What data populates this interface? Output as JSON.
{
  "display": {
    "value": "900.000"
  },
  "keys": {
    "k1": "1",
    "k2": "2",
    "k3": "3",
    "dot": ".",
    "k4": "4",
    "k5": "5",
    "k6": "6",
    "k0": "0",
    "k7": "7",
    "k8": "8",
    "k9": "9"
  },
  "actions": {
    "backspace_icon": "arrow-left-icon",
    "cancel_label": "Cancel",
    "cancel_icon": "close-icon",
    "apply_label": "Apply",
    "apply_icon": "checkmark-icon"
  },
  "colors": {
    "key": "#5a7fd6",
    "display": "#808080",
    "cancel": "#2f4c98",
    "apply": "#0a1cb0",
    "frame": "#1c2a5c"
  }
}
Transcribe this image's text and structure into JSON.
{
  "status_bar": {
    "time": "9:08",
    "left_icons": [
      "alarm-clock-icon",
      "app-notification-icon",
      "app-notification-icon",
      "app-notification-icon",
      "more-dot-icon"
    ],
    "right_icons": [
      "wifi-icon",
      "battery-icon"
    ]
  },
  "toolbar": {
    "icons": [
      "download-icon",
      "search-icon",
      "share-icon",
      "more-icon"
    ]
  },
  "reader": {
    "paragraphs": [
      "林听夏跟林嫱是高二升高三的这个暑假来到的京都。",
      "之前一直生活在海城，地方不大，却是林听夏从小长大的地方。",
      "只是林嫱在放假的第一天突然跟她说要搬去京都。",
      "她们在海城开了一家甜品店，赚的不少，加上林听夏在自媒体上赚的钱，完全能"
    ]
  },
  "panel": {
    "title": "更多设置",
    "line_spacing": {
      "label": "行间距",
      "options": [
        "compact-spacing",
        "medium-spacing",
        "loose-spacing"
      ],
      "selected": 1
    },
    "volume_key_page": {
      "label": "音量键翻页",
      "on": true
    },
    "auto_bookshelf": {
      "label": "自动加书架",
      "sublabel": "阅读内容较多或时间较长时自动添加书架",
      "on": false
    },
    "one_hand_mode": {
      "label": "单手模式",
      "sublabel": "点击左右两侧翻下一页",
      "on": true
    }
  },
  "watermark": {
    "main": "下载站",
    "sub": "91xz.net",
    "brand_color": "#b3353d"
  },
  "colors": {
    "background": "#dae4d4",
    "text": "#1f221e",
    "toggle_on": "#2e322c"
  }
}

WHAT YOU NEED TO DO: Set down all of the data above, word for word.

SOLUTION TO THE PROBLEM:
What data populates this interface? Output as JSON.
{
  "display": {
    "value": "900.000"
  },
  "keys": {
    "k1": "1",
    "k2": "2",
    "k3": "3",
    "dot": ".",
    "k4": "4",
    "k5": "5",
    "k6": "6",
    "k0": "0",
    "k7": "7",
    "k8": "8",
    "k9": "9"
  },
  "actions": {
    "backspace_icon": "arrow-left-icon",
    "cancel_label": "Cancel",
    "cancel_icon": "close-icon",
    "apply_label": "Apply",
    "apply_icon": "checkmark-icon"
  },
  "colors": {
    "key": "#5a7fd6",
    "display": "#808080",
    "cancel": "#2f4c98",
    "apply": "#0a1cb0",
    "frame": "#1c2a5c"
  }
}
Transcribe this image's text and structure into JSON.
{
  "status_bar": {
    "time": "9:08",
    "left_icons": [
      "alarm-clock-icon",
      "app-notification-icon",
      "app-notification-icon",
      "app-notification-icon",
      "more-dot-icon"
    ],
    "right_icons": [
      "wifi-icon",
      "battery-icon"
    ]
  },
  "toolbar": {
    "icons": [
      "download-icon",
      "search-icon",
      "share-icon",
      "more-icon"
    ]
  },
  "reader": {
    "paragraphs": [
      "林听夏跟林嫱是高二升高三的这个暑假来到的京都。",
      "之前一直生活在海城，地方不大，却是林听夏从小长大的地方。",
      "只是林嫱在放假的第一天突然跟她说要搬去京都。",
      "她们在海城开了一家甜品店，赚的不少，加上林听夏在自媒体上赚的钱，完全能"
    ]
  },
  "panel": {
    "title": "更多设置",
    "line_spacing": {
      "label": "行间距",
      "options": [
        "compact-spacing",
        "medium-spacing",
        "loose-spacing"
      ],
      "selected": 1
    },
    "volume_key_page": {
      "label": "音量键翻页",
      "on": true
    },
    "auto_bookshelf": {
      "label": "自动加书架",
      "sublabel": "阅读内容较多或时间较长时自动添加书架",
      "on": false
    },
    "one_hand_mode": {
      "label": "单手模式",
      "sublabel": "点击左右两侧翻下一页",
      "on": true
    }
  },
  "watermark": {
    "main": "下载站",
    "sub": "91xz.net",
    "brand_color": "#b3353d"
  },
  "colors": {
    "background": "#dae4d4",
    "text": "#1f221e",
    "toggle_on": "#2e322c"
  }
}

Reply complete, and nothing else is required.